Stored records:
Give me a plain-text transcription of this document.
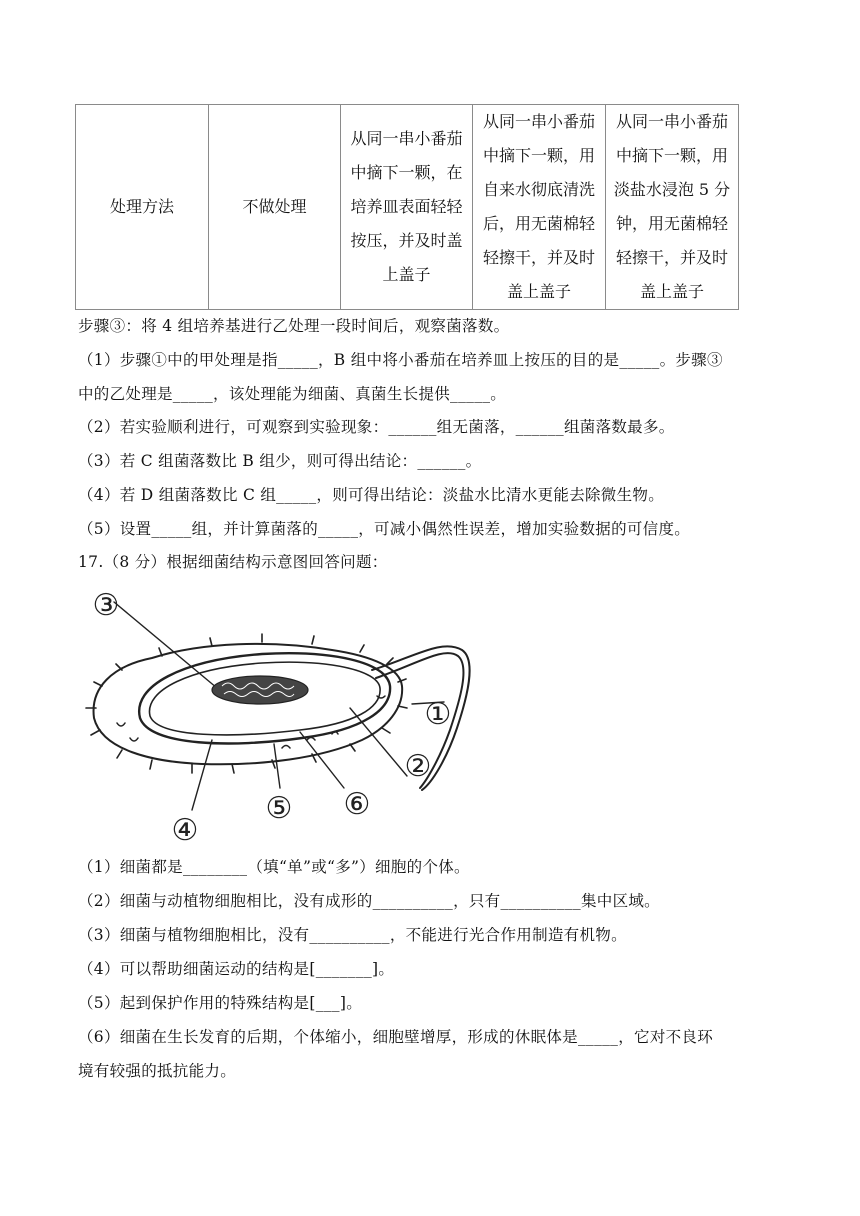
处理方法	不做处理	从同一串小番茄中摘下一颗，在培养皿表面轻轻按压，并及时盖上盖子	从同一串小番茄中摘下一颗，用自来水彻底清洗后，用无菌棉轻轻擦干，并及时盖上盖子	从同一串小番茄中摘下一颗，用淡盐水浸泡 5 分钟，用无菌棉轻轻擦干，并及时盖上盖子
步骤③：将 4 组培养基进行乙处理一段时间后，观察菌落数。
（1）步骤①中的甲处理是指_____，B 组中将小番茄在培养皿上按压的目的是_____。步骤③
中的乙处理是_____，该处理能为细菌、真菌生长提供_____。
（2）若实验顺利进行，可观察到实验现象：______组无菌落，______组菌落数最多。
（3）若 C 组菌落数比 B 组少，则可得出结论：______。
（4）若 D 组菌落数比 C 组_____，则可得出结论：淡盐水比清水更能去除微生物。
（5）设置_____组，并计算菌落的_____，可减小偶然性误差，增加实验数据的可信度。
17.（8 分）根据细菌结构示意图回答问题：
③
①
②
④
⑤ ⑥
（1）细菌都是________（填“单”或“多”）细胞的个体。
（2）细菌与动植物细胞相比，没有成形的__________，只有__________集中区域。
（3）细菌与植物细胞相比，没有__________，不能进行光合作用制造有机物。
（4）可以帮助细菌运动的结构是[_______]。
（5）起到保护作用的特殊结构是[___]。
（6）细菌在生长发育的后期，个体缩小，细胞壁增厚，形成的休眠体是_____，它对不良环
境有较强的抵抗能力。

*What is asked*. Output the data above without changes, apart from leaving out the pictures.

*Solution to the problem*.
Give me a plain-text transcription of this document.
处理方法	不做处理	从同一串小番茄中摘下一颗，在培养皿表面轻轻按压，并及时盖上盖子	从同一串小番茄中摘下一颗，用自来水彻底清洗后，用无菌棉轻轻擦干，并及时盖上盖子	从同一串小番茄中摘下一颗，用淡盐水浸泡 5 分钟，用无菌棉轻轻擦干，并及时盖上盖子
步骤③：将 4 组培养基进行乙处理一段时间后，观察菌落数。
（1）步骤①中的甲处理是指_____，B 组中将小番茄在培养皿上按压的目的是_____。步骤③
中的乙处理是_____，该处理能为细菌、真菌生长提供_____。
（2）若实验顺利进行，可观察到实验现象：______组无菌落，______组菌落数最多。
（3）若 C 组菌落数比 B 组少，则可得出结论：______。
（4）若 D 组菌落数比 C 组_____，则可得出结论：淡盐水比清水更能去除微生物。
（5）设置_____组，并计算菌落的_____，可减小偶然性误差，增加实验数据的可信度。
17.（8 分）根据细菌结构示意图回答问题：
③
①
②
④
⑤ ⑥
（1）细菌都是________（填“单”或“多”）细胞的个体。
（2）细菌与动植物细胞相比，没有成形的__________，只有__________集中区域。
（3）细菌与植物细胞相比，没有__________，不能进行光合作用制造有机物。
（4）可以帮助细菌运动的结构是[_______]。
（5）起到保护作用的特殊结构是[___]。
（6）细菌在生长发育的后期，个体缩小，细胞壁增厚，形成的休眠体是_____，它对不良环
境有较强的抵抗能力。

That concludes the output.